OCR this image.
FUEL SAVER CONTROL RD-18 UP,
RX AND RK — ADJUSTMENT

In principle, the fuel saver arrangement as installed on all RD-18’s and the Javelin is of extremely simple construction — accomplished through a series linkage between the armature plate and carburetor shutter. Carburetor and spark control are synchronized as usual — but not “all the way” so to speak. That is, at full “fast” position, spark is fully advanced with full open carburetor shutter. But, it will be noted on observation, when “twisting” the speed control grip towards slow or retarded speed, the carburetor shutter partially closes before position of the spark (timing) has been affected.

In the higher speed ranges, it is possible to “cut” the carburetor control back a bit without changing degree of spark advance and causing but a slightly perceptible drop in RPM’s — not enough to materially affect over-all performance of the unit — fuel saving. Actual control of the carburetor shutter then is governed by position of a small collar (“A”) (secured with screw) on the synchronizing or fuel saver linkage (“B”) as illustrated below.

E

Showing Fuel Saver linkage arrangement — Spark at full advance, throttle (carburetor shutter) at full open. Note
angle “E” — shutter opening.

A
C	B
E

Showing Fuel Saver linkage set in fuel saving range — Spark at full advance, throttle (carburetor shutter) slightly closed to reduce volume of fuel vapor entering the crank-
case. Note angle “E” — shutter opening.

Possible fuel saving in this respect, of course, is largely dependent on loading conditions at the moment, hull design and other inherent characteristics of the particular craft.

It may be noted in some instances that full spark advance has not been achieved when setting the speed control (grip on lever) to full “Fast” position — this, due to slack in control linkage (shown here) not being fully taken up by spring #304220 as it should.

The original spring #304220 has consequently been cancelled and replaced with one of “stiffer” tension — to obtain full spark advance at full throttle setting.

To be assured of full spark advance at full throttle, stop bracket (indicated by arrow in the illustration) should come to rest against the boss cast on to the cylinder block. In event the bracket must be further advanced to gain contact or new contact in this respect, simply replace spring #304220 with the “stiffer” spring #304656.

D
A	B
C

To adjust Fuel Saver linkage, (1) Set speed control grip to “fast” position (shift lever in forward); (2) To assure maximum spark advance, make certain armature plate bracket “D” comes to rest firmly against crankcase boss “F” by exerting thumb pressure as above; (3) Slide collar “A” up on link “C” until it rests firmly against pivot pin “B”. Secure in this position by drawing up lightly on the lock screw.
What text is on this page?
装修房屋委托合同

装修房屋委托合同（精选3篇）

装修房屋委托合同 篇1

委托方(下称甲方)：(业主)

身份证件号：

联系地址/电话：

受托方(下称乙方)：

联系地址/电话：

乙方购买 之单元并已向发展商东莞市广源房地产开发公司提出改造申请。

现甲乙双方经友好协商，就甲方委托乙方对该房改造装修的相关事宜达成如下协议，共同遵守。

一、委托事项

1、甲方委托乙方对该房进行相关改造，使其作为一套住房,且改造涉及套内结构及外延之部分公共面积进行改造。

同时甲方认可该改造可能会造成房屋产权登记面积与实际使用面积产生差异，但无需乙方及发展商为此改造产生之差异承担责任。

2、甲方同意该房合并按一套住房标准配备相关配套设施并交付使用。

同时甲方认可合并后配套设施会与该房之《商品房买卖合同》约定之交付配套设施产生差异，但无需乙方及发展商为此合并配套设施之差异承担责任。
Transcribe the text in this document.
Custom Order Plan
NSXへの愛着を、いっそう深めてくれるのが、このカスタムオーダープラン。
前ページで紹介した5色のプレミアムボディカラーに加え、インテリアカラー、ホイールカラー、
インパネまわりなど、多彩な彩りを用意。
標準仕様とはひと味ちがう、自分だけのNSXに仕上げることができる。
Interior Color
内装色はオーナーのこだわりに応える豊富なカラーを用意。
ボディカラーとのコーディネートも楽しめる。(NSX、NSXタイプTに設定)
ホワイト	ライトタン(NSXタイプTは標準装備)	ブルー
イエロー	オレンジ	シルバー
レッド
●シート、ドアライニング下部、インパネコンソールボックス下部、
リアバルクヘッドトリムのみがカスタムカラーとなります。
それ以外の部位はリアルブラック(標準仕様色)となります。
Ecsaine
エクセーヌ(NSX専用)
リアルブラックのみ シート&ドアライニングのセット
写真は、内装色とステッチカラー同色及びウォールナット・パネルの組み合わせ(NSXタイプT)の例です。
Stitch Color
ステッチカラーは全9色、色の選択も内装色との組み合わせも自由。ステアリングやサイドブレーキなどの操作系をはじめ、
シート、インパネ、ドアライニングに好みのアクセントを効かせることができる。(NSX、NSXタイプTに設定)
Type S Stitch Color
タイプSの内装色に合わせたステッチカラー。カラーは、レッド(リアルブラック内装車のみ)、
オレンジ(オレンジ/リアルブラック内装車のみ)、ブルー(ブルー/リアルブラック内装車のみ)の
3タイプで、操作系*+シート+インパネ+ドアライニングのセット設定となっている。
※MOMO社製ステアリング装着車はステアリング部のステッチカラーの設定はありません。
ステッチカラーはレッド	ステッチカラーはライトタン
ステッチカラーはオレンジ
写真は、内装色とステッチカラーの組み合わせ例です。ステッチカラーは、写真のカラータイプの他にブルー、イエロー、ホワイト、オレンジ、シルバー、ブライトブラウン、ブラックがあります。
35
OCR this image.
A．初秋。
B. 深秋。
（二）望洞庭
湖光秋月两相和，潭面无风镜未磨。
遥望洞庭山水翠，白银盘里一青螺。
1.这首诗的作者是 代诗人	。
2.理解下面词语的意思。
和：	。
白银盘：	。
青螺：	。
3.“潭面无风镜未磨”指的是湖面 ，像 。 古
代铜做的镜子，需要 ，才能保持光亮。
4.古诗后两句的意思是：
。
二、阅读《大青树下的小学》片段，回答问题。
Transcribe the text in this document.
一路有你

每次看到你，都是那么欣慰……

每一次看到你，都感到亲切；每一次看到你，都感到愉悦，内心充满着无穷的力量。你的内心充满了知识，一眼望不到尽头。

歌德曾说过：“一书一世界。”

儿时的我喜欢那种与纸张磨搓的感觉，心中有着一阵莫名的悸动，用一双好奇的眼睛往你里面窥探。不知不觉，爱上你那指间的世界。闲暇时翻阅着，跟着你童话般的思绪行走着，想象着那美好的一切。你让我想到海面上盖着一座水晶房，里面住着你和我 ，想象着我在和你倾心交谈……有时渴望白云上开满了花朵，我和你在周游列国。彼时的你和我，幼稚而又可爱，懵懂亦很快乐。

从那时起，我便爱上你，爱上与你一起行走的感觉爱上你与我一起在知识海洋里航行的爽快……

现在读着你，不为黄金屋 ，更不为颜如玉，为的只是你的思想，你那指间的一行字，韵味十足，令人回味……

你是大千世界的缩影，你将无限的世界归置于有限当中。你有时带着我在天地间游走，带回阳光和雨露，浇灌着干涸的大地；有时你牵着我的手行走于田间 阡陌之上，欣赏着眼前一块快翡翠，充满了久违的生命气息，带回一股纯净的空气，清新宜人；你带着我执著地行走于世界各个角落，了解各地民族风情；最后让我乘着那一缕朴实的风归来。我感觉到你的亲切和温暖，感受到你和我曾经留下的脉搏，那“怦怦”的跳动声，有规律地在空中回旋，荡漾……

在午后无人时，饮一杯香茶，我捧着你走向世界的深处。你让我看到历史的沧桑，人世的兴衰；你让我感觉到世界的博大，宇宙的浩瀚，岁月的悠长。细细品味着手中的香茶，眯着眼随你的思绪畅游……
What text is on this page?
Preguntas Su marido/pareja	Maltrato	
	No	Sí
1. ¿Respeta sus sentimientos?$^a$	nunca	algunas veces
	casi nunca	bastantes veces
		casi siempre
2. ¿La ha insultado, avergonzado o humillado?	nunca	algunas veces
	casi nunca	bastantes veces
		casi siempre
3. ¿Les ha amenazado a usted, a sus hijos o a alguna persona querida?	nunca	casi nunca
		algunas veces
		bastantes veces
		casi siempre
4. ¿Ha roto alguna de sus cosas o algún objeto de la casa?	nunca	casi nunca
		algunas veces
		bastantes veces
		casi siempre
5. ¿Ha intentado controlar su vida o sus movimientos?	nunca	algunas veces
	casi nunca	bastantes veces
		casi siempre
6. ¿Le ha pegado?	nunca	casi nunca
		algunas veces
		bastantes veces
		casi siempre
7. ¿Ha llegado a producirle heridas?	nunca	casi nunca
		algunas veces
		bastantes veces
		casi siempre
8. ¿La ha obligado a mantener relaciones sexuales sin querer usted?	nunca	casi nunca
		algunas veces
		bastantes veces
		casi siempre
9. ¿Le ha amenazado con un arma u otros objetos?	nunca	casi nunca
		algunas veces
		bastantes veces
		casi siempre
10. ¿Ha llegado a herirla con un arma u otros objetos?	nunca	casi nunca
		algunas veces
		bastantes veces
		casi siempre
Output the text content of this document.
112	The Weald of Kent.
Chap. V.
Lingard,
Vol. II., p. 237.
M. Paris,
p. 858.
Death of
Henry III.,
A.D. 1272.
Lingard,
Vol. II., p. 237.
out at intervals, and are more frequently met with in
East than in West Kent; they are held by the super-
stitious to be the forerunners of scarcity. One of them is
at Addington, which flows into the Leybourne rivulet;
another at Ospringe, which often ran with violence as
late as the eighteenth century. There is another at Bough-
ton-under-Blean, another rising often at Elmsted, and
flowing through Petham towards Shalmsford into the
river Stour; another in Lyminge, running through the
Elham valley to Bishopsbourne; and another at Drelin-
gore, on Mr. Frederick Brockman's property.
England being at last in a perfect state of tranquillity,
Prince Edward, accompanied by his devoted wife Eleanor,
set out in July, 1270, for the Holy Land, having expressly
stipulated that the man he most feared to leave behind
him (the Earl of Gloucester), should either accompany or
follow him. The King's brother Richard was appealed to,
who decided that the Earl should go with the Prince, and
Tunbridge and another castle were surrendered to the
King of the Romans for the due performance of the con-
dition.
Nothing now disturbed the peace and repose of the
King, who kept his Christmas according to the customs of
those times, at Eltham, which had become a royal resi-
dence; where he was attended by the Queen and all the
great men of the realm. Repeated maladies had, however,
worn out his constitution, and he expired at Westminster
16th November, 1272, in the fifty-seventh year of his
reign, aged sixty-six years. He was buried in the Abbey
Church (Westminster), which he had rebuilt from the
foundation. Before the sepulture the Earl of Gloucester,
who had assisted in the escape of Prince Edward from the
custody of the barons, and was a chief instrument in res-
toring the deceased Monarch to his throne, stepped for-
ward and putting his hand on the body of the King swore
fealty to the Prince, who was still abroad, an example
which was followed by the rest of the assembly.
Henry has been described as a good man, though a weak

— TASK DIRECTIONS —
From the listing above, pick out every line containing "setting".

— REPLY TO THE EXERCISE —
It may be noted in some instances that full spark advance has not been achieved when setting the speed control (grip on lever) to full “Fast” position — this, due to slack in control linkage (shown here) not being fully taken up by spring #304220 as it should.
The original spring #304220 has consequently been cancelled and replaced with one of “stiffer” tension — to obtain full spark advance at full throttle setting.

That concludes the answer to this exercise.